(Records from a collection)
[START]

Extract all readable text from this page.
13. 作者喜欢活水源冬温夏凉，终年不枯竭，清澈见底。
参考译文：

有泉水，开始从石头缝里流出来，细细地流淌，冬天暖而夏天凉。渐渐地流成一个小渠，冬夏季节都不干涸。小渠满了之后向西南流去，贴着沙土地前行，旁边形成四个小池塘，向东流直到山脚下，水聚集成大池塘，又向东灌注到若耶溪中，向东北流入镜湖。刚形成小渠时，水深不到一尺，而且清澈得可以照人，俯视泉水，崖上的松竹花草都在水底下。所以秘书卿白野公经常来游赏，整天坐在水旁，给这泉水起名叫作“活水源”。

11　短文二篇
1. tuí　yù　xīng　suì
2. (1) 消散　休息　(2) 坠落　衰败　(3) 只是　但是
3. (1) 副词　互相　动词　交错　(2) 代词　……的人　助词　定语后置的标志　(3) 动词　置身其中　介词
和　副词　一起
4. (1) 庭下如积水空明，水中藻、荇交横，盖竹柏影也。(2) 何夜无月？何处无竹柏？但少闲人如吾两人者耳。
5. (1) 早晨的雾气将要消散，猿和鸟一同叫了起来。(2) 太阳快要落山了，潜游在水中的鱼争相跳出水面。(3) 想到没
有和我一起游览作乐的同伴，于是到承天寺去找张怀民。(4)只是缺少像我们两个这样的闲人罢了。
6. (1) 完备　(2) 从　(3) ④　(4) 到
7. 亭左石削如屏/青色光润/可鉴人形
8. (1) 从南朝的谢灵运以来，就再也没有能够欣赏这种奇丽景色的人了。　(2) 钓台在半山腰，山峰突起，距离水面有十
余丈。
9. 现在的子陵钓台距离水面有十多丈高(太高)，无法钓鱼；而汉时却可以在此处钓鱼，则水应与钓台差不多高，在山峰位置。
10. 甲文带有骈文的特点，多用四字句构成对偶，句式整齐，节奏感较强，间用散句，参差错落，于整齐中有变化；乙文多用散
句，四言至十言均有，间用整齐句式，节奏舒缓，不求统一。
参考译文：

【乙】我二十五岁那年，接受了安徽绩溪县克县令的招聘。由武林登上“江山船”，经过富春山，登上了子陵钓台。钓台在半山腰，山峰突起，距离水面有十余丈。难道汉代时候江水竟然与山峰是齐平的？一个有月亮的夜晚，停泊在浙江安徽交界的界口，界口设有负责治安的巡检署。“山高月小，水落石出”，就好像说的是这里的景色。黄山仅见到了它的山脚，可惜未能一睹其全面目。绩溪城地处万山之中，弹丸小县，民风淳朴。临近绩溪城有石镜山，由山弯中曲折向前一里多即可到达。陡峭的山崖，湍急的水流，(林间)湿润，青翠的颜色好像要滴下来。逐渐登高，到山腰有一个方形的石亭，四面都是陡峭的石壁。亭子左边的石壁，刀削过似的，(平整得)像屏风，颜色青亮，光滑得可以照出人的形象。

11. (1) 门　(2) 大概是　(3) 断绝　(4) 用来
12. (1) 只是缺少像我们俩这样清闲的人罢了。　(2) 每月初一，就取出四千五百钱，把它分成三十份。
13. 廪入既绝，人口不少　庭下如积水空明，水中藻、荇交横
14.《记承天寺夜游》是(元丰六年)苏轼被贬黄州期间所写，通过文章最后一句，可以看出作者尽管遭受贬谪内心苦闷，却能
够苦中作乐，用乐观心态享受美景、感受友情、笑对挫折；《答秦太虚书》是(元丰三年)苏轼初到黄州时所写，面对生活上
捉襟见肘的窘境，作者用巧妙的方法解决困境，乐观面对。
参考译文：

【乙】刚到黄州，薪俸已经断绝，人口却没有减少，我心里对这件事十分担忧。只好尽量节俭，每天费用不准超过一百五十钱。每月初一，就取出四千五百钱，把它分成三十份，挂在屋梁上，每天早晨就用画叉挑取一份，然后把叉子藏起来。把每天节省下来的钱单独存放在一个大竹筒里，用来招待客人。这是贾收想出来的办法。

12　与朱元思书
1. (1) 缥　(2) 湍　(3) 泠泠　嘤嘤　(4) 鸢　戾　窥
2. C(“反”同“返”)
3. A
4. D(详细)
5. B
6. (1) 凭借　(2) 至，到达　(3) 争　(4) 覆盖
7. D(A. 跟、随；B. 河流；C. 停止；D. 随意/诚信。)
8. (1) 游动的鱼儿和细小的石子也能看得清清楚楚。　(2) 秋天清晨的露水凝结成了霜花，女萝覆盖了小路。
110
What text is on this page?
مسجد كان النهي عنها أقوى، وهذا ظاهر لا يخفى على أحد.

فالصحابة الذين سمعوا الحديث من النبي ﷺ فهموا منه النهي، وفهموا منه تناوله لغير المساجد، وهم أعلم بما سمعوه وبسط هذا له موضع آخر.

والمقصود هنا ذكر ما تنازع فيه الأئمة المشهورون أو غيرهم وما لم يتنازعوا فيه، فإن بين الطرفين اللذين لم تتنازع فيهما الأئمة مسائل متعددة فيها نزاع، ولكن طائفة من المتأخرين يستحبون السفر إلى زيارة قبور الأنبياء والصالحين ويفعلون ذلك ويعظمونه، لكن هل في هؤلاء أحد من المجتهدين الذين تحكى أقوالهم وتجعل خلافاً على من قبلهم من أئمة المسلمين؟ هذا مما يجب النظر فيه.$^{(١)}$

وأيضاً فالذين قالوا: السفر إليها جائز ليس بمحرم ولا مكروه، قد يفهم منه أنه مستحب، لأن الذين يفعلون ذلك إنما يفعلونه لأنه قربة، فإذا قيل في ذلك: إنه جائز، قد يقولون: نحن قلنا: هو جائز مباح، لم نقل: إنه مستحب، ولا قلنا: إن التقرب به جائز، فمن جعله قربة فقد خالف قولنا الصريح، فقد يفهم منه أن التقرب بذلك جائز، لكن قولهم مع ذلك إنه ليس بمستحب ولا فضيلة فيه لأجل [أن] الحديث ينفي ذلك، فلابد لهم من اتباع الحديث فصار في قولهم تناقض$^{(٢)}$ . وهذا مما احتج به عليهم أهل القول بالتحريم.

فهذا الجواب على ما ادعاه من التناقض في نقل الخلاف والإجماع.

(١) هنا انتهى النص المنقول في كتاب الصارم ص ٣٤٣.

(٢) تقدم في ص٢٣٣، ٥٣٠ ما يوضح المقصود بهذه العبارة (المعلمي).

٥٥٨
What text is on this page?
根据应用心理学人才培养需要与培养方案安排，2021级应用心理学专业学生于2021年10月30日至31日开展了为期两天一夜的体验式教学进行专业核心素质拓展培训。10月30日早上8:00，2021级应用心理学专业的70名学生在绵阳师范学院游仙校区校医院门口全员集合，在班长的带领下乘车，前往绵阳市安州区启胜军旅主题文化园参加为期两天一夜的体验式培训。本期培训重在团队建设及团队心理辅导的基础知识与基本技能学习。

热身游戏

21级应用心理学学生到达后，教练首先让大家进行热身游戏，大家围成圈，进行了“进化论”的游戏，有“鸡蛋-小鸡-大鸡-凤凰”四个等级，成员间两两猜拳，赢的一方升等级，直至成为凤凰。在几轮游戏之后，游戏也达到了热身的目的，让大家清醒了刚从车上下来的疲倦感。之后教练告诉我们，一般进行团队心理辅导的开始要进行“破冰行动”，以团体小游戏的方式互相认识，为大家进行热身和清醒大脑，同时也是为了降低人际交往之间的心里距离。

[END]

- Problem details
Output all preceding records character for character.

- Final answer
Extract all readable text from this page.
13. 作者喜欢活水源冬温夏凉，终年不枯竭，清澈见底。
参考译文：

有泉水，开始从石头缝里流出来，细细地流淌，冬天暖而夏天凉。渐渐地流成一个小渠，冬夏季节都不干涸。小渠满了之后向西南流去，贴着沙土地前行，旁边形成四个小池塘，向东流直到山脚下，水聚集成大池塘，又向东灌注到若耶溪中，向东北流入镜湖。刚形成小渠时，水深不到一尺，而且清澈得可以照人，俯视泉水，崖上的松竹花草都在水底下。所以秘书卿白野公经常来游赏，整天坐在水旁，给这泉水起名叫作“活水源”。

11　短文二篇
1. tuí　yù　xīng　suì
2. (1) 消散　休息　(2) 坠落　衰败　(3) 只是　但是
3. (1) 副词　互相　动词　交错　(2) 代词　……的人　助词　定语后置的标志　(3) 动词　置身其中　介词
和　副词　一起
4. (1) 庭下如积水空明，水中藻、荇交横，盖竹柏影也。(2) 何夜无月？何处无竹柏？但少闲人如吾两人者耳。
5. (1) 早晨的雾气将要消散，猿和鸟一同叫了起来。(2) 太阳快要落山了，潜游在水中的鱼争相跳出水面。(3) 想到没
有和我一起游览作乐的同伴，于是到承天寺去找张怀民。(4)只是缺少像我们两个这样的闲人罢了。
6. (1) 完备　(2) 从　(3) ④　(4) 到
7. 亭左石削如屏/青色光润/可鉴人形
8. (1) 从南朝的谢灵运以来，就再也没有能够欣赏这种奇丽景色的人了。　(2) 钓台在半山腰，山峰突起，距离水面有十
余丈。
9. 现在的子陵钓台距离水面有十多丈高(太高)，无法钓鱼；而汉时却可以在此处钓鱼，则水应与钓台差不多高，在山峰位置。
10. 甲文带有骈文的特点，多用四字句构成对偶，句式整齐，节奏感较强，间用散句，参差错落，于整齐中有变化；乙文多用散
句，四言至十言均有，间用整齐句式，节奏舒缓，不求统一。
参考译文：

【乙】我二十五岁那年，接受了安徽绩溪县克县令的招聘。由武林登上“江山船”，经过富春山，登上了子陵钓台。钓台在半山腰，山峰突起，距离水面有十余丈。难道汉代时候江水竟然与山峰是齐平的？一个有月亮的夜晚，停泊在浙江安徽交界的界口，界口设有负责治安的巡检署。“山高月小，水落石出”，就好像说的是这里的景色。黄山仅见到了它的山脚，可惜未能一睹其全面目。绩溪城地处万山之中，弹丸小县，民风淳朴。临近绩溪城有石镜山，由山弯中曲折向前一里多即可到达。陡峭的山崖，湍急的水流，(林间)湿润，青翠的颜色好像要滴下来。逐渐登高，到山腰有一个方形的石亭，四面都是陡峭的石壁。亭子左边的石壁，刀削过似的，(平整得)像屏风，颜色青亮，光滑得可以照出人的形象。

11. (1) 门　(2) 大概是　(3) 断绝　(4) 用来
12. (1) 只是缺少像我们俩这样清闲的人罢了。　(2) 每月初一，就取出四千五百钱，把它分成三十份。
13. 廪入既绝，人口不少　庭下如积水空明，水中藻、荇交横
14.《记承天寺夜游》是(元丰六年)苏轼被贬黄州期间所写，通过文章最后一句，可以看出作者尽管遭受贬谪内心苦闷，却能
够苦中作乐，用乐观心态享受美景、感受友情、笑对挫折；《答秦太虚书》是(元丰三年)苏轼初到黄州时所写，面对生活上
捉襟见肘的窘境，作者用巧妙的方法解决困境，乐观面对。
参考译文：

【乙】刚到黄州，薪俸已经断绝，人口却没有减少，我心里对这件事十分担忧。只好尽量节俭，每天费用不准超过一百五十钱。每月初一，就取出四千五百钱，把它分成三十份，挂在屋梁上，每天早晨就用画叉挑取一份，然后把叉子藏起来。把每天节省下来的钱单独存放在一个大竹筒里，用来招待客人。这是贾收想出来的办法。

12　与朱元思书
1. (1) 缥　(2) 湍　(3) 泠泠　嘤嘤　(4) 鸢　戾　窥
2. C(“反”同“返”)
3. A
4. D(详细)
5. B
6. (1) 凭借　(2) 至，到达　(3) 争　(4) 覆盖
7. D(A. 跟、随；B. 河流；C. 停止；D. 随意/诚信。)
8. (1) 游动的鱼儿和细小的石子也能看得清清楚楚。　(2) 秋天清晨的露水凝结成了霜花，女萝覆盖了小路。
110
What text is on this page?
مسجد كان النهي عنها أقوى، وهذا ظاهر لا يخفى على أحد.

فالصحابة الذين سمعوا الحديث من النبي ﷺ فهموا منه النهي، وفهموا منه تناوله لغير المساجد، وهم أعلم بما سمعوه وبسط هذا له موضع آخر.

والمقصود هنا ذكر ما تنازع فيه الأئمة المشهورون أو غيرهم وما لم يتنازعوا فيه، فإن بين الطرفين اللذين لم تتنازع فيهما الأئمة مسائل متعددة فيها نزاع، ولكن طائفة من المتأخرين يستحبون السفر إلى زيارة قبور الأنبياء والصالحين ويفعلون ذلك ويعظمونه، لكن هل في هؤلاء أحد من المجتهدين الذين تحكى أقوالهم وتجعل خلافاً على من قبلهم من أئمة المسلمين؟ هذا مما يجب النظر فيه.$^{(١)}$

وأيضاً فالذين قالوا: السفر إليها جائز ليس بمحرم ولا مكروه، قد يفهم منه أنه مستحب، لأن الذين يفعلون ذلك إنما يفعلونه لأنه قربة، فإذا قيل في ذلك: إنه جائز، قد يقولون: نحن قلنا: هو جائز مباح، لم نقل: إنه مستحب، ولا قلنا: إن التقرب به جائز، فمن جعله قربة فقد خالف قولنا الصريح، فقد يفهم منه أن التقرب بذلك جائز، لكن قولهم مع ذلك إنه ليس بمستحب ولا فضيلة فيه لأجل [أن] الحديث ينفي ذلك، فلابد لهم من اتباع الحديث فصار في قولهم تناقض$^{(٢)}$ . وهذا مما احتج به عليهم أهل القول بالتحريم.

فهذا الجواب على ما ادعاه من التناقض في نقل الخلاف والإجماع.

(١) هنا انتهى النص المنقول في كتاب الصارم ص ٣٤٣.

(٢) تقدم في ص٢٣٣، ٥٣٠ ما يوضح المقصود بهذه العبارة (المعلمي).

٥٥٨
What text is on this page?
根据应用心理学人才培养需要与培养方案安排，2021级应用心理学专业学生于2021年10月30日至31日开展了为期两天一夜的体验式教学进行专业核心素质拓展培训。10月30日早上8:00，2021级应用心理学专业的70名学生在绵阳师范学院游仙校区校医院门口全员集合，在班长的带领下乘车，前往绵阳市安州区启胜军旅主题文化园参加为期两天一夜的体验式培训。本期培训重在团队建设及团队心理辅导的基础知识与基本技能学习。

热身游戏

21级应用心理学学生到达后，教练首先让大家进行热身游戏，大家围成圈，进行了“进化论”的游戏，有“鸡蛋-小鸡-大鸡-凤凰”四个等级，成员间两两猜拳，赢的一方升等级，直至成为凤凰。在几轮游戏之后，游戏也达到了热身的目的，让大家清醒了刚从车上下来的疲倦感。之后教练告诉我们，一般进行团队心理辅导的开始要进行“破冰行动”，以团体小游戏的方式互相认识，为大家进行热身和清醒大脑，同时也是为了降低人际交往之间的心里距离。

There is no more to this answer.